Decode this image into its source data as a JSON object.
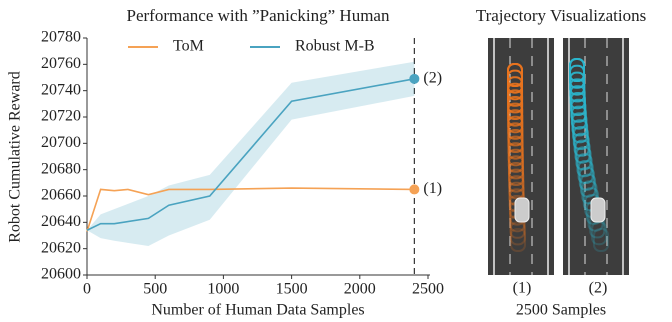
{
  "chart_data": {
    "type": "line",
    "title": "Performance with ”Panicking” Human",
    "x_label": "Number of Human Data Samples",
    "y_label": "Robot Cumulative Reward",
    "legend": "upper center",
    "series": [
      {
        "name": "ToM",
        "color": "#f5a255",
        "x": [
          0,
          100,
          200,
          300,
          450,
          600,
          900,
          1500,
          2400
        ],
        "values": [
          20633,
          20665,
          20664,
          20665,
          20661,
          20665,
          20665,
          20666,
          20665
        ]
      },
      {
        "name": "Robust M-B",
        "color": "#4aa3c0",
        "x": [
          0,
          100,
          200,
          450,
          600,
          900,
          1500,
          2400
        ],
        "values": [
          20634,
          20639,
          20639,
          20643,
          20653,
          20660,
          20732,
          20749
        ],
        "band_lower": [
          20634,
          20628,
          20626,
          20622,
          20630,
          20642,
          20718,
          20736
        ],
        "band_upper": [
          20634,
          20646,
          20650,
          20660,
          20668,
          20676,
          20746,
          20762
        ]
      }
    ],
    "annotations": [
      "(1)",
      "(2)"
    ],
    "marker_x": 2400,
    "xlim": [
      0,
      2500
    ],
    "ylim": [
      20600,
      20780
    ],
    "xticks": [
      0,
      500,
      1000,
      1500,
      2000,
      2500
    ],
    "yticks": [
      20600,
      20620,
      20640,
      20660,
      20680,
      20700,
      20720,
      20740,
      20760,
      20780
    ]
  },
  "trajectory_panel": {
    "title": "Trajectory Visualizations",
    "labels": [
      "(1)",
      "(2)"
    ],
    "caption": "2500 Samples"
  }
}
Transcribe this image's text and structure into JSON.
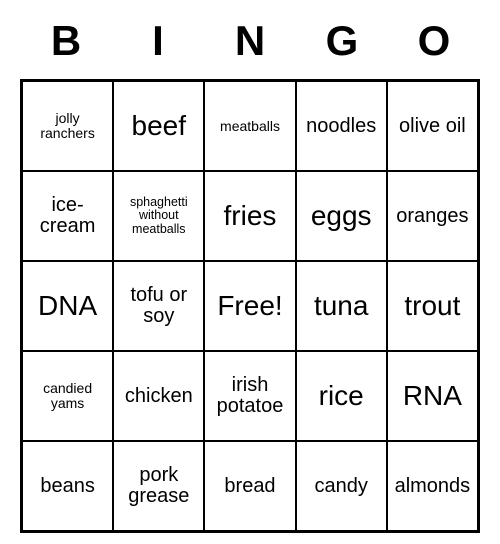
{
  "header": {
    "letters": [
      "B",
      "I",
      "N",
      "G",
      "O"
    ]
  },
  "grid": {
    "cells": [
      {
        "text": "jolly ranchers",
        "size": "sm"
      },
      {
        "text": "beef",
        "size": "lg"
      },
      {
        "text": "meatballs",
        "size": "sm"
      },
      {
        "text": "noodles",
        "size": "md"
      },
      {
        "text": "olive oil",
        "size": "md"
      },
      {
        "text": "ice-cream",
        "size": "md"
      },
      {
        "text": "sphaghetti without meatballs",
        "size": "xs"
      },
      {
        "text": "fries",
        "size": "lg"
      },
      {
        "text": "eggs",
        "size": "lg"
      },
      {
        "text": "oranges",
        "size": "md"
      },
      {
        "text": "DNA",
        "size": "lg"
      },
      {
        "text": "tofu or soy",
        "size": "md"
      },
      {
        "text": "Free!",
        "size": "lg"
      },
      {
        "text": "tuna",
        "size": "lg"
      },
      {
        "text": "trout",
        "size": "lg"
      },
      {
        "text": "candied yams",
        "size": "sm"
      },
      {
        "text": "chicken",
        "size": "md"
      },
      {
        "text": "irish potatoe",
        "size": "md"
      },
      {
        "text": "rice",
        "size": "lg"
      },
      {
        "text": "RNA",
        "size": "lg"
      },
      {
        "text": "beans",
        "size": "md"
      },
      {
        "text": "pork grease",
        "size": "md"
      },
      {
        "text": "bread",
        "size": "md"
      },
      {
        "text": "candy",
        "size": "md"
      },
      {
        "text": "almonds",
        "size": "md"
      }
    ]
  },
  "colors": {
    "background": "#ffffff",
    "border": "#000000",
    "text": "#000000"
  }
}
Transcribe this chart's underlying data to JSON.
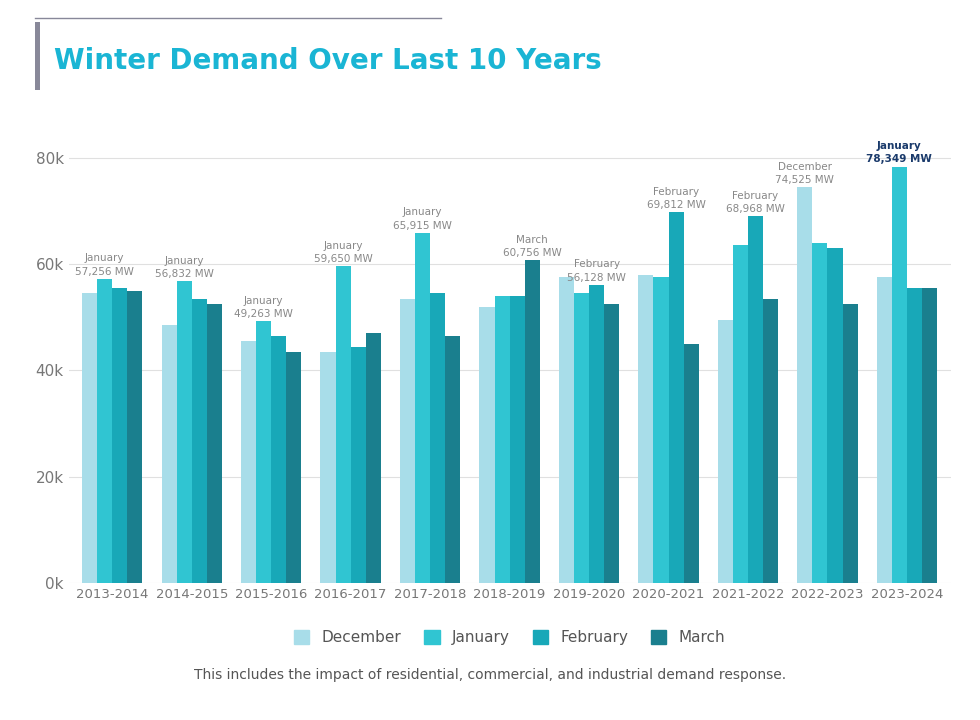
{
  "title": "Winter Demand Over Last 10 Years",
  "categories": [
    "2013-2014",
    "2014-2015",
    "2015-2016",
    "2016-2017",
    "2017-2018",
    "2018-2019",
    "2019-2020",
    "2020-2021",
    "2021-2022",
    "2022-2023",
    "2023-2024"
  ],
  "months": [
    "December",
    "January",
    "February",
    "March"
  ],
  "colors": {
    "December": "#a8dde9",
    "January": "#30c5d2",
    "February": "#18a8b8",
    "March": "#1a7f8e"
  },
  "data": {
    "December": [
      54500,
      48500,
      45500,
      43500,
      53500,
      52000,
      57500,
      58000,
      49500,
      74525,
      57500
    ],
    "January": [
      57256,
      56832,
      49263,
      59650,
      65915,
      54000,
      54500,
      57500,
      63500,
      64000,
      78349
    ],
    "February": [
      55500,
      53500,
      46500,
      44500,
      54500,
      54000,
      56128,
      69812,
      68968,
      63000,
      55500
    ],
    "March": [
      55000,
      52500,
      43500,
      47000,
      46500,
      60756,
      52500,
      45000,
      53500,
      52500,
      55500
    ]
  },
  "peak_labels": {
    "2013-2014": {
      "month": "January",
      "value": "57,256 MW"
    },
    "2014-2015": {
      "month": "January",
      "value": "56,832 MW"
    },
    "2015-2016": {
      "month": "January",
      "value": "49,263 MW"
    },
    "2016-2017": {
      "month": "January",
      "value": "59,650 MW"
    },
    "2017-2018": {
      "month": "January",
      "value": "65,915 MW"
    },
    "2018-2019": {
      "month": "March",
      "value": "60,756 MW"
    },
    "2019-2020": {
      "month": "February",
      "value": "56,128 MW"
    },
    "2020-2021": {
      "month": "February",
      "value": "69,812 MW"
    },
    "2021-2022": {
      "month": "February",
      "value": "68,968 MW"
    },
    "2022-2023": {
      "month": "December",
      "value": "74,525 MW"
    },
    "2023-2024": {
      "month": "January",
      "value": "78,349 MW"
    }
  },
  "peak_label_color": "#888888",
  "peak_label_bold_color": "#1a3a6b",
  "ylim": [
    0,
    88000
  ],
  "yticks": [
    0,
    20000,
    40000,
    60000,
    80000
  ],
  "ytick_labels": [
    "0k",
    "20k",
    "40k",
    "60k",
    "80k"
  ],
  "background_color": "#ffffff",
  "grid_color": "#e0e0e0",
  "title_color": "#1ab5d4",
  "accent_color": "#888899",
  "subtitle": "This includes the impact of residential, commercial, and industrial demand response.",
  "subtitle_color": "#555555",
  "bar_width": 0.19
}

★ ★ ★ ★

• **Task to complete**:
Pull every line holding "Transcribe" out of the records.

• **Written solution**:
Transcribe this image's text and structure into JSON.
Transcribe this chart's underlying data to JSON.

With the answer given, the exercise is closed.